■ REQUIRED TASK ■
Bring together all lines of the material below that contain the string "Gerardo".

[Dataset entries]
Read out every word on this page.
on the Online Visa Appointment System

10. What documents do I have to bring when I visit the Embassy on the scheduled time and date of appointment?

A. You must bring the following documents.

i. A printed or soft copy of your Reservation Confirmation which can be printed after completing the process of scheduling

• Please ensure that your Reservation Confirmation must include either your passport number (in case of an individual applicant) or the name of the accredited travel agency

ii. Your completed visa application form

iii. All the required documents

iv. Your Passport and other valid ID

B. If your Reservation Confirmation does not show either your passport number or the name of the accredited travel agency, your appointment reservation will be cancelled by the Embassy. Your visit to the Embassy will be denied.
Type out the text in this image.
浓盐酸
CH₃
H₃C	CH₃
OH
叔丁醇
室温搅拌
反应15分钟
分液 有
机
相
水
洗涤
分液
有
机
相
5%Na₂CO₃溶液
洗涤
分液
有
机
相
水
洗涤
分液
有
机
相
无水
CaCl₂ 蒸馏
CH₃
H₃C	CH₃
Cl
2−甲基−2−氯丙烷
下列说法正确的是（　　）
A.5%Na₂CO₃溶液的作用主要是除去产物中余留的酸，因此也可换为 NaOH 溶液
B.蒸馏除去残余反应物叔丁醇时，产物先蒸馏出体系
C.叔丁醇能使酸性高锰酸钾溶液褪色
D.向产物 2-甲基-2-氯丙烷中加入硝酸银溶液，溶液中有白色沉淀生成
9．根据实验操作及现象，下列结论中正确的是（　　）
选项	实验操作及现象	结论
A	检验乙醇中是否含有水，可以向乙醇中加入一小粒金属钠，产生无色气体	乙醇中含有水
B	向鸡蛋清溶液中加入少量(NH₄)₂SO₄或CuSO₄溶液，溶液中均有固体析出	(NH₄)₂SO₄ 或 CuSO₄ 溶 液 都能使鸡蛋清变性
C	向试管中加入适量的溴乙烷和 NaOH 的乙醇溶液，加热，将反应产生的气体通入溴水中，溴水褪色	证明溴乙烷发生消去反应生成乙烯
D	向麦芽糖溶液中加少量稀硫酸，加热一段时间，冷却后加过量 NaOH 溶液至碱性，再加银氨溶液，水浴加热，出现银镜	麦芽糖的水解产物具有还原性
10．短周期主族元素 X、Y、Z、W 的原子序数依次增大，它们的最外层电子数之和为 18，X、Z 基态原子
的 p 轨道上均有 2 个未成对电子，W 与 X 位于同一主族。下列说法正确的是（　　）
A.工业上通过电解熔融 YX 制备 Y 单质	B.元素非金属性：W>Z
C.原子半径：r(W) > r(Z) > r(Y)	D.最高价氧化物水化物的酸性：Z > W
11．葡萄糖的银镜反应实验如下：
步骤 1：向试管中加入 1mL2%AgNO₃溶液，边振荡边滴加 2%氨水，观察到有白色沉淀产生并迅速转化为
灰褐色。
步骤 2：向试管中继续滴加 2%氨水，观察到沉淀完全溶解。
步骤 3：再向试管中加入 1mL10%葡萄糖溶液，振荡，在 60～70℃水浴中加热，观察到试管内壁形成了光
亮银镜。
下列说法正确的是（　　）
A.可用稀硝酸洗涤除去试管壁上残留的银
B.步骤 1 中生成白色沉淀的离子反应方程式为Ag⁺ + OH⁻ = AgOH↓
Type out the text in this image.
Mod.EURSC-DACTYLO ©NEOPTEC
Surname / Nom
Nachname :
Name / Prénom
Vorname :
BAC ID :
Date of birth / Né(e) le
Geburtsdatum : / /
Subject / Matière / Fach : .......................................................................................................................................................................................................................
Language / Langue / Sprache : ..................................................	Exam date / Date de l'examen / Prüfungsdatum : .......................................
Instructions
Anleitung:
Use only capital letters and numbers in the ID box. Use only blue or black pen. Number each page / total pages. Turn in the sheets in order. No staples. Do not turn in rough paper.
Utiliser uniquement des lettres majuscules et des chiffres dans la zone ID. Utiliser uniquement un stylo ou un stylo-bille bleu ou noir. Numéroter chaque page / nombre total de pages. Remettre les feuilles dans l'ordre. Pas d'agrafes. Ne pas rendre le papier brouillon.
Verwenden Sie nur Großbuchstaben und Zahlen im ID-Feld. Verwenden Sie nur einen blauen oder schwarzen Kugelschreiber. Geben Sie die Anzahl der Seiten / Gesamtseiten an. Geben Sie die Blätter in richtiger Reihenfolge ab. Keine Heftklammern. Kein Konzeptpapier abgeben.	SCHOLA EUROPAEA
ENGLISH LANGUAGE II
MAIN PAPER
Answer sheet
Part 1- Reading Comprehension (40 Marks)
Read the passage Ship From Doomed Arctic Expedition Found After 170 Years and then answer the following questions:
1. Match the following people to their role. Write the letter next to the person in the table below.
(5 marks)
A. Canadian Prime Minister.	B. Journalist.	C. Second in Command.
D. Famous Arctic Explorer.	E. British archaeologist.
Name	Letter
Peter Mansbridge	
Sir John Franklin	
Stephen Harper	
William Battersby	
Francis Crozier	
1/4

...

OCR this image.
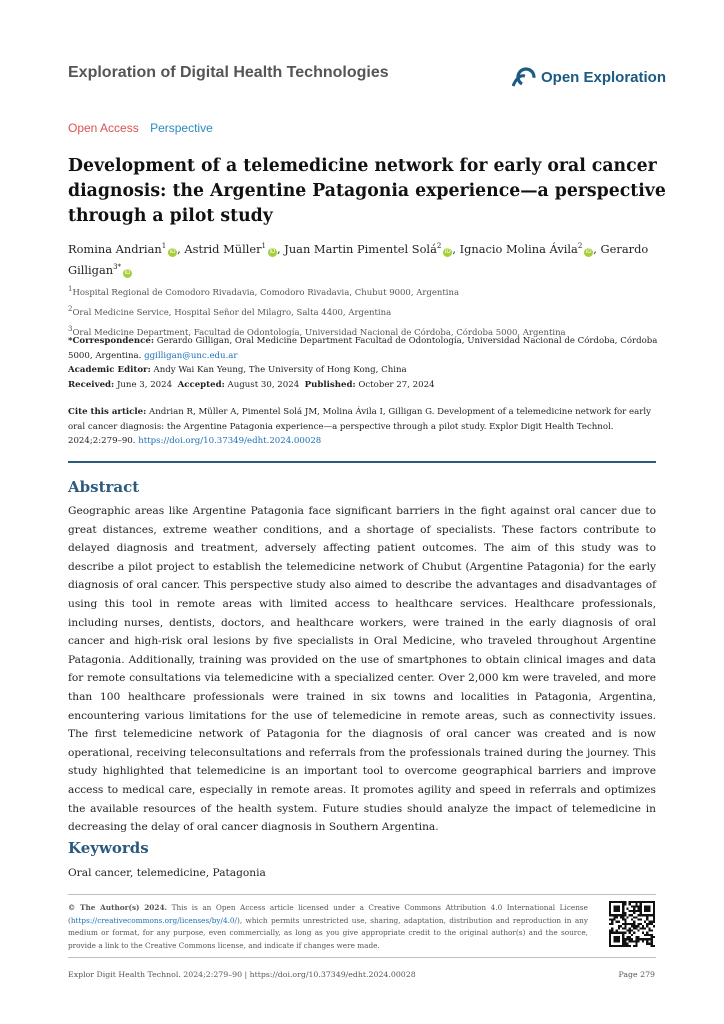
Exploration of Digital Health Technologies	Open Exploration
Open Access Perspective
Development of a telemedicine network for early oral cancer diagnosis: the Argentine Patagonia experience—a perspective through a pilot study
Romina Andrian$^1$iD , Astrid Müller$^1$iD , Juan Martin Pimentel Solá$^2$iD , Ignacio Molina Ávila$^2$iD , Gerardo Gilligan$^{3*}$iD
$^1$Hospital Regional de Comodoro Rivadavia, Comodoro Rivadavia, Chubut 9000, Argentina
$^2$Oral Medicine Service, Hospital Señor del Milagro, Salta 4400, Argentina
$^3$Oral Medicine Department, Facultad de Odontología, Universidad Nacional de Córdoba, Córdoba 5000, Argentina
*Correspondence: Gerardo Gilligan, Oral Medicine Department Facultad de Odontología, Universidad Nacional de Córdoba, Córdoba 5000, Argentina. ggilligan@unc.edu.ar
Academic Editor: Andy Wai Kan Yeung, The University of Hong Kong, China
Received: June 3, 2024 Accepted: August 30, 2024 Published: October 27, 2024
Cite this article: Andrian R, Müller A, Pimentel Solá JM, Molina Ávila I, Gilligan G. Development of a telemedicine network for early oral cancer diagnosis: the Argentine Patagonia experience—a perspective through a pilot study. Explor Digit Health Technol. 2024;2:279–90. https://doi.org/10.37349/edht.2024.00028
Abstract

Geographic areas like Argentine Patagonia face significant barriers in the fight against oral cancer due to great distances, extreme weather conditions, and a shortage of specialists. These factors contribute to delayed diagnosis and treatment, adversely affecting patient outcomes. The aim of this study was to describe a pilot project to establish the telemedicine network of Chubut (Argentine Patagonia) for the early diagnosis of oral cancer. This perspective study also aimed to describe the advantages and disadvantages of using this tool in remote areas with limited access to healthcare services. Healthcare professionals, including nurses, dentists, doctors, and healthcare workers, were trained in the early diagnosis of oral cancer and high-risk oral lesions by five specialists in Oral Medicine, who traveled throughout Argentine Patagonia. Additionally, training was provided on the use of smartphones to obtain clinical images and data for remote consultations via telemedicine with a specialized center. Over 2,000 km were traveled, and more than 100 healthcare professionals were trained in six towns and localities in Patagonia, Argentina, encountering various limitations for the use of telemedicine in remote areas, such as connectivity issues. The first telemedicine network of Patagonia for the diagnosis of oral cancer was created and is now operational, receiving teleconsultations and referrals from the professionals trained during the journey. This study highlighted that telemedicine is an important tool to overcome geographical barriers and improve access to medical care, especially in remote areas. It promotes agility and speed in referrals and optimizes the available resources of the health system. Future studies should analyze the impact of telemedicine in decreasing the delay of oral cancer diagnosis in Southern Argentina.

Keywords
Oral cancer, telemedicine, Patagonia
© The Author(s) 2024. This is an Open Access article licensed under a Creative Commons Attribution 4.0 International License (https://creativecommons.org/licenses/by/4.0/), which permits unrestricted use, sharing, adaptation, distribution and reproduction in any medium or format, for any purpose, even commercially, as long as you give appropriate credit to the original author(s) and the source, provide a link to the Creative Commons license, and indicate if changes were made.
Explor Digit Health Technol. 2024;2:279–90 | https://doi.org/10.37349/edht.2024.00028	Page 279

---

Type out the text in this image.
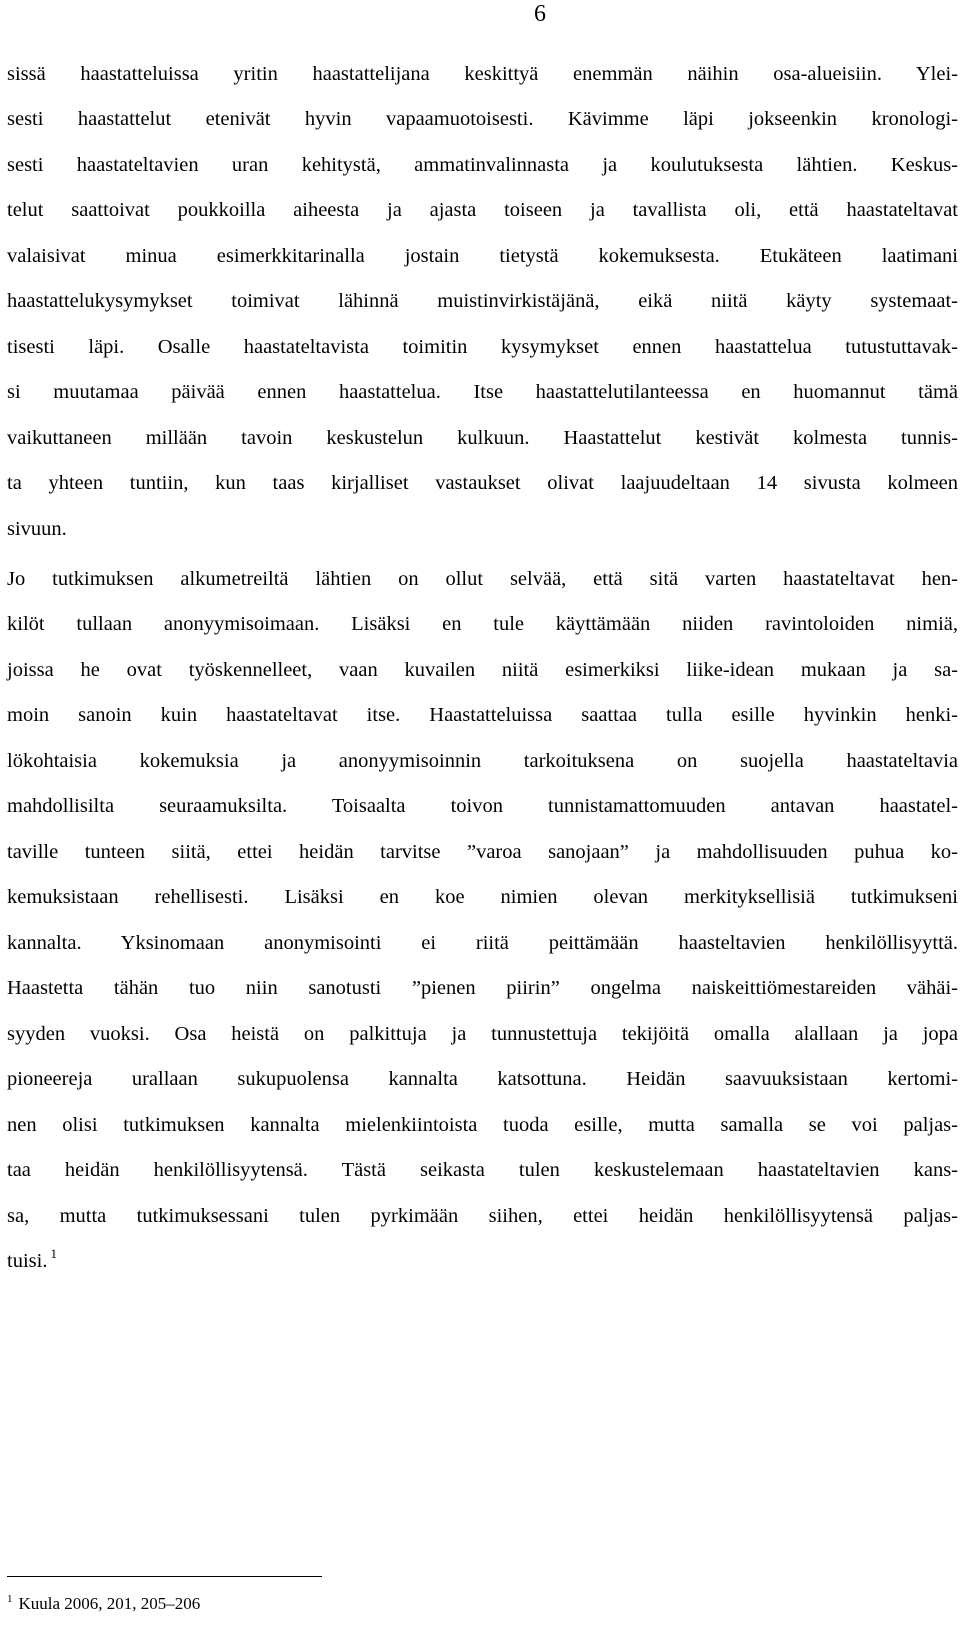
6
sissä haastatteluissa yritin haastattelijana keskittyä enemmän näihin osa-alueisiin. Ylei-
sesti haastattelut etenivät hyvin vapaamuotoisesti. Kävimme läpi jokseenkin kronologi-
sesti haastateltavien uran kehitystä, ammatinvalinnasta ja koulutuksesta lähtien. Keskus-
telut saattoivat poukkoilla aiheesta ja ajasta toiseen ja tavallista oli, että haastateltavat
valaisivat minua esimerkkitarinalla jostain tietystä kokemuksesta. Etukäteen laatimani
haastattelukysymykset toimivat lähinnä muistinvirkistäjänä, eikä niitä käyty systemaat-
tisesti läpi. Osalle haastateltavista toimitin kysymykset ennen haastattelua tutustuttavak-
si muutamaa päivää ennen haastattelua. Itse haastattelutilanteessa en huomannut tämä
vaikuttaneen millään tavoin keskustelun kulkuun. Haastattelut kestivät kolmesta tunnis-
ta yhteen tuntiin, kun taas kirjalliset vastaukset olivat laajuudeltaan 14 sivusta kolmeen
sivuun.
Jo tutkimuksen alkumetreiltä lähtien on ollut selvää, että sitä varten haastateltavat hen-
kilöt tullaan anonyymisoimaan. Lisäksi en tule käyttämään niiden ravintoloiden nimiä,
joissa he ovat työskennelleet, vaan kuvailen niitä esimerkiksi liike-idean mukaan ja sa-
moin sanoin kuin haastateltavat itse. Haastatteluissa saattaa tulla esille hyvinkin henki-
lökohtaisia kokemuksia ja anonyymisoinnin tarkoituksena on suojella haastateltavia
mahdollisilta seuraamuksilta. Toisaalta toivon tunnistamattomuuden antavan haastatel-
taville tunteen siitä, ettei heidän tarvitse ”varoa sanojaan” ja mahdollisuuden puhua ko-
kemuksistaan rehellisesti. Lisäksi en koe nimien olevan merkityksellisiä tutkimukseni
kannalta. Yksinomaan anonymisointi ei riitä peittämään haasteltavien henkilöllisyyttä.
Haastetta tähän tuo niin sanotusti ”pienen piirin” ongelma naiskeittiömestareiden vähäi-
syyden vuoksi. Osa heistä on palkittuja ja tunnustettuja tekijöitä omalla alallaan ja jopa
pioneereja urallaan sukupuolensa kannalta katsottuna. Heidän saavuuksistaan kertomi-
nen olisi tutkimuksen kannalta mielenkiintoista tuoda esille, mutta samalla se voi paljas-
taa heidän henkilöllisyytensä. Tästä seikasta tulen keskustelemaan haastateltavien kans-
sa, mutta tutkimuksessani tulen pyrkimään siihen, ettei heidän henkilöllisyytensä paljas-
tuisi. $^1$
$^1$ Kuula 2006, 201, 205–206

■ ANSWER TO THE PROBLEM ■
Romina Andrian$^1$iD , Astrid Müller$^1$iD , Juan Martin Pimentel Solá$^2$iD , Ignacio Molina Ávila$^2$iD , Gerardo Gilligan$^{3*}$iD
*Correspondence: Gerardo Gilligan, Oral Medicine Department Facultad de Odontología, Universidad Nacional de Córdoba, Córdoba 5000, Argentina. ggilligan@unc.edu.ar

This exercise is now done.